───── DATA LINES ─────
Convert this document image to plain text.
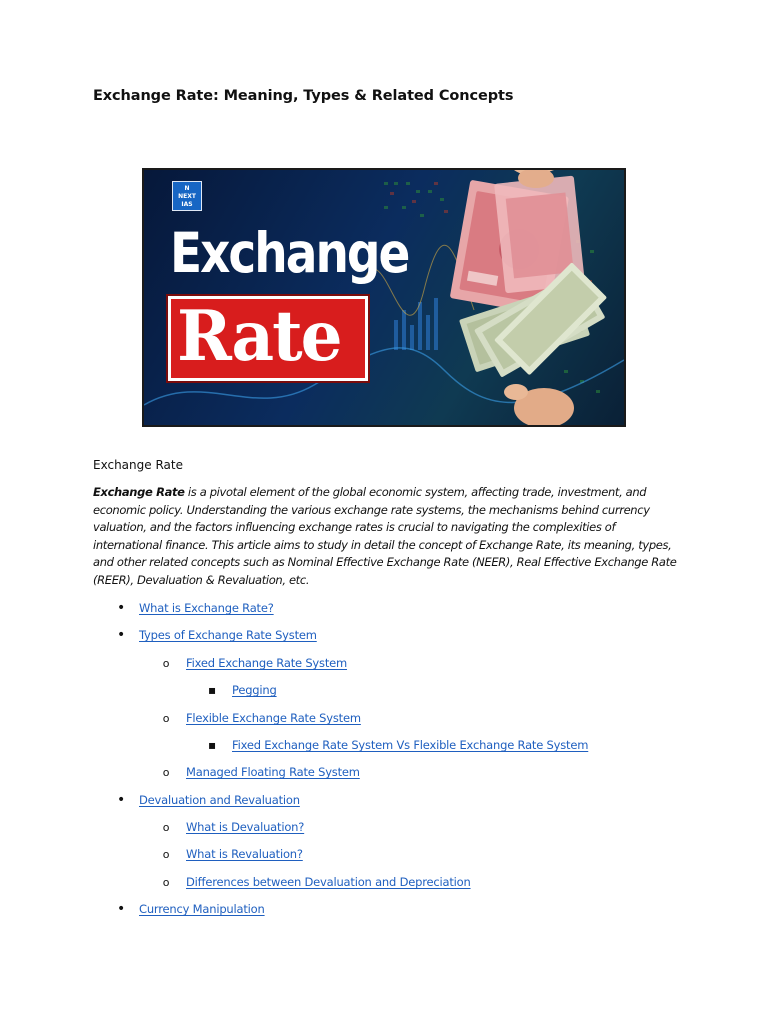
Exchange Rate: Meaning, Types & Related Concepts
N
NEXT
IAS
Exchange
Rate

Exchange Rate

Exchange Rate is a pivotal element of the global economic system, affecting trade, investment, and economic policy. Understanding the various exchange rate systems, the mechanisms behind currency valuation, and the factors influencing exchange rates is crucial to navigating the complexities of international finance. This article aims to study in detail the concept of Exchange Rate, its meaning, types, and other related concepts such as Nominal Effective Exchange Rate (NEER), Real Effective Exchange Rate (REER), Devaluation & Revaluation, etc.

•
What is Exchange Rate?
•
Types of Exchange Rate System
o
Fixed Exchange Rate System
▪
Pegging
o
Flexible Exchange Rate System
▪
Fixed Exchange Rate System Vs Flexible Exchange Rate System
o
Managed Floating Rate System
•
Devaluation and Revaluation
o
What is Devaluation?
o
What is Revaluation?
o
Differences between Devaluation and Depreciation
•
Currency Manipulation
─────
───── DATA LINES ─────
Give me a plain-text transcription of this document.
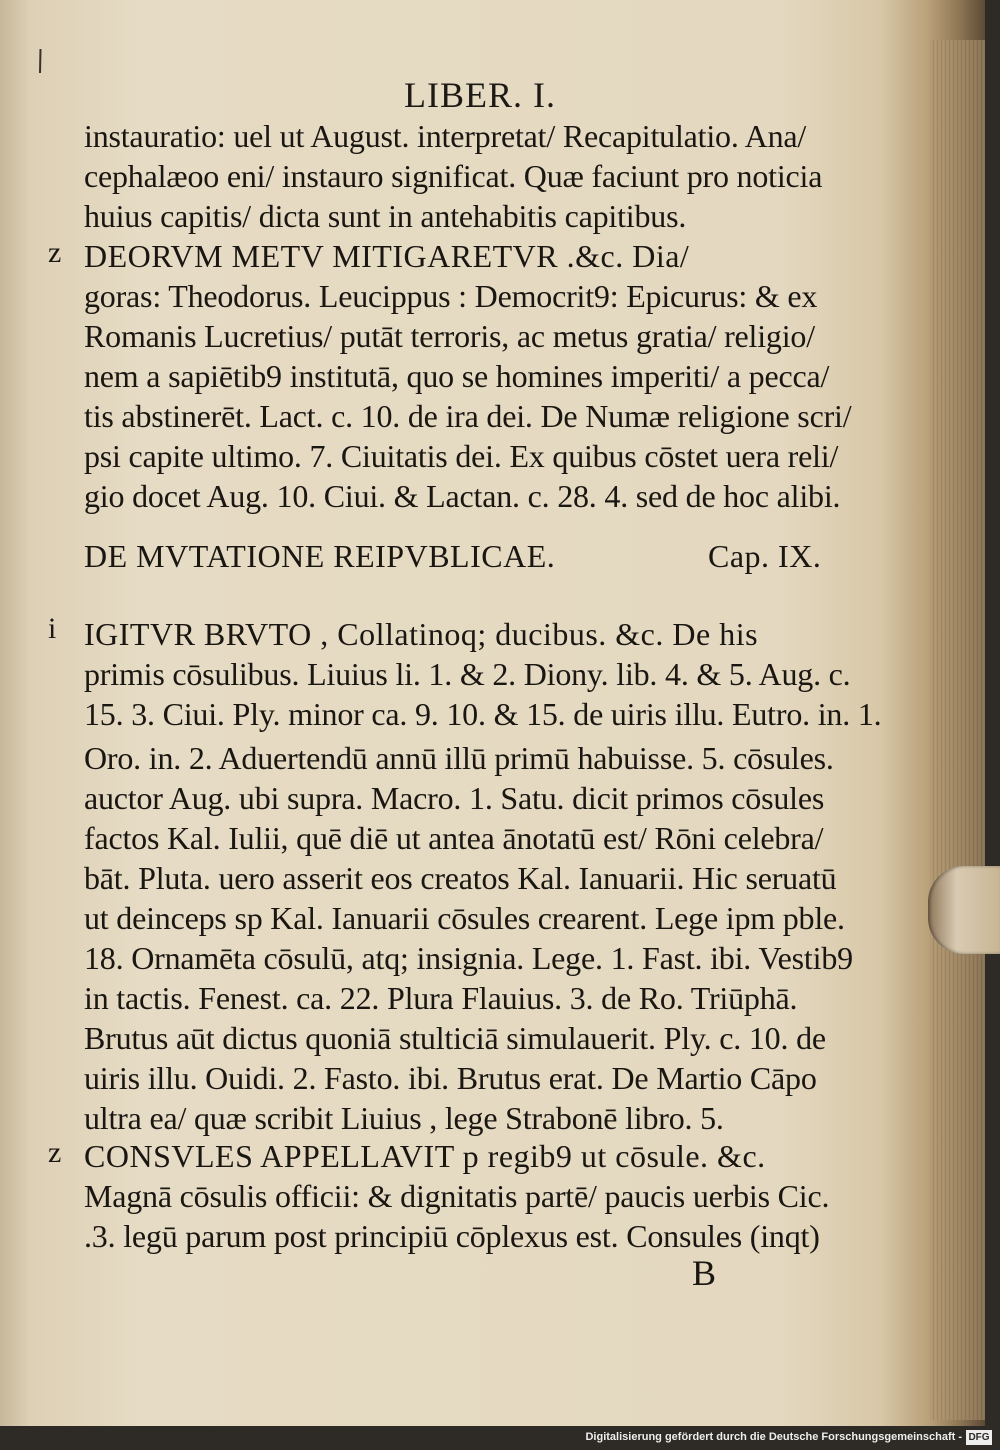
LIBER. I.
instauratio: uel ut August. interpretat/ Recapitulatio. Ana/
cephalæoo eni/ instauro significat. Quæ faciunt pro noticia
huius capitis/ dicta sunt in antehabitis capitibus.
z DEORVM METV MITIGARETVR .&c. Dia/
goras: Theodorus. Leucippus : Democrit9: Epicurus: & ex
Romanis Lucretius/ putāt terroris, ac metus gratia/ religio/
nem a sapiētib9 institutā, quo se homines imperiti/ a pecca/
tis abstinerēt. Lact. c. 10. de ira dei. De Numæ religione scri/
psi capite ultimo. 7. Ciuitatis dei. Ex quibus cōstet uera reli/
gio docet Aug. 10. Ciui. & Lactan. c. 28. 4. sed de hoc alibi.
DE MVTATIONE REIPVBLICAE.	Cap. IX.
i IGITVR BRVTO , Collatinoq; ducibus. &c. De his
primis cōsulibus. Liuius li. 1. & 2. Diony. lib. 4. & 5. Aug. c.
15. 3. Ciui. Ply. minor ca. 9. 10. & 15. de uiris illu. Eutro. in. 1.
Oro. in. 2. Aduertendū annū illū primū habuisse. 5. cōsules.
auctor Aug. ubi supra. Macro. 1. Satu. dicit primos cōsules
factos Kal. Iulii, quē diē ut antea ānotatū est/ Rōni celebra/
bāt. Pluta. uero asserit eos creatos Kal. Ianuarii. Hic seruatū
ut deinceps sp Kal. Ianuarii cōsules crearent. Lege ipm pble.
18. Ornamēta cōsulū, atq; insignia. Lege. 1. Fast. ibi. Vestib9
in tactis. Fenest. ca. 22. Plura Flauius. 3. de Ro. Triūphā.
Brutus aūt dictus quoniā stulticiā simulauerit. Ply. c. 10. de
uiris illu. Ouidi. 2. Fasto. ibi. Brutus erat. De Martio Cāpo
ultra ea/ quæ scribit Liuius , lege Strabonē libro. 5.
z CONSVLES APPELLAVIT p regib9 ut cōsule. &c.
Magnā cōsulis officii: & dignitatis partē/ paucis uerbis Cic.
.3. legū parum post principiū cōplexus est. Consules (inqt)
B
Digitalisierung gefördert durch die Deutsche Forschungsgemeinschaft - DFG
─────
───── DATA LINES ─────
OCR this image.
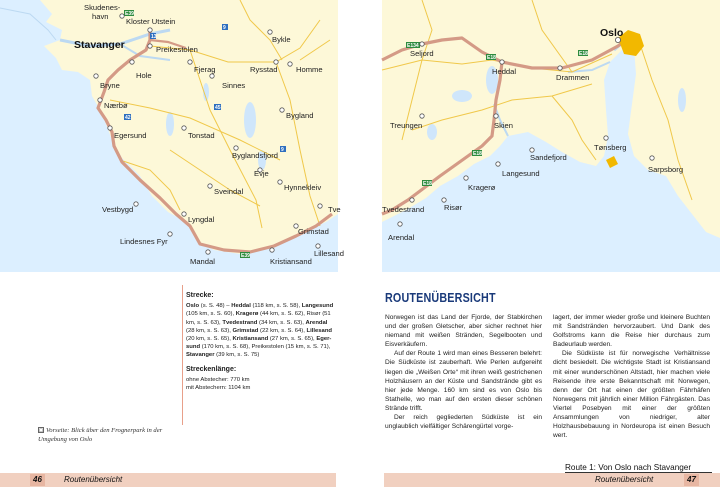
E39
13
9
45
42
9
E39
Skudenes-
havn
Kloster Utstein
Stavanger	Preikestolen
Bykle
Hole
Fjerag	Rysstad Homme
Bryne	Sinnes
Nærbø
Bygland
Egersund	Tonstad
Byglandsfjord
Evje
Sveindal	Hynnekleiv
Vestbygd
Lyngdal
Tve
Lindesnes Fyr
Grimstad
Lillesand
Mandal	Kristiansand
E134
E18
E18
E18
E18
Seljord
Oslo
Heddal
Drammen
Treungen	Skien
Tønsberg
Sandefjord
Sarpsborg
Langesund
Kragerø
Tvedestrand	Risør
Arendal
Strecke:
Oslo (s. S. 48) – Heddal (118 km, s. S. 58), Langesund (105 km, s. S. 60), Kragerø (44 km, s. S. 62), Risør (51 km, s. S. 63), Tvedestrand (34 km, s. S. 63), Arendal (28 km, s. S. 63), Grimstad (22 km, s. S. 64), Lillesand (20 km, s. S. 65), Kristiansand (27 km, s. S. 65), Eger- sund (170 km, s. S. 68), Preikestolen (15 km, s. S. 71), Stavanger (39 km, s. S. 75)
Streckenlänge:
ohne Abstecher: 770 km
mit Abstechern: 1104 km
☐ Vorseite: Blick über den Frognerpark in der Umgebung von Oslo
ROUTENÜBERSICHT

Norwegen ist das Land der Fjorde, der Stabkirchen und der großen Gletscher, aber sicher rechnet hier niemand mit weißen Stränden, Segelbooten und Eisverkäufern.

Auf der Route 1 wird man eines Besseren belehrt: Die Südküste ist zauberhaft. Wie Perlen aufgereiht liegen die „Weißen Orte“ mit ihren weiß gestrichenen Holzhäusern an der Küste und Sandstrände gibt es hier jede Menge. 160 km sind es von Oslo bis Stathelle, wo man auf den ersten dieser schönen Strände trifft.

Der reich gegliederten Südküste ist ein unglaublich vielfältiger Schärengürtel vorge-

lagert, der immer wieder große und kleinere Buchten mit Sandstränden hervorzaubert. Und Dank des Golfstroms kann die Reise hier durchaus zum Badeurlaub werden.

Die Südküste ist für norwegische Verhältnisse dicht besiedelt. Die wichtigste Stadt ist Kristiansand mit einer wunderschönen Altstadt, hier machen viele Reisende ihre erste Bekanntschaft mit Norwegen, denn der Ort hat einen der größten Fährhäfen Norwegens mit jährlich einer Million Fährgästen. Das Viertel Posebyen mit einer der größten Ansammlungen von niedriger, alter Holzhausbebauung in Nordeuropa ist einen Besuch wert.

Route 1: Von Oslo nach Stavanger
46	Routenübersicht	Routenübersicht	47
─────
# WHAT IS EXPECTED
Return only the number of lines in the preceding records that contain the string "Arendal".

# RESULT
2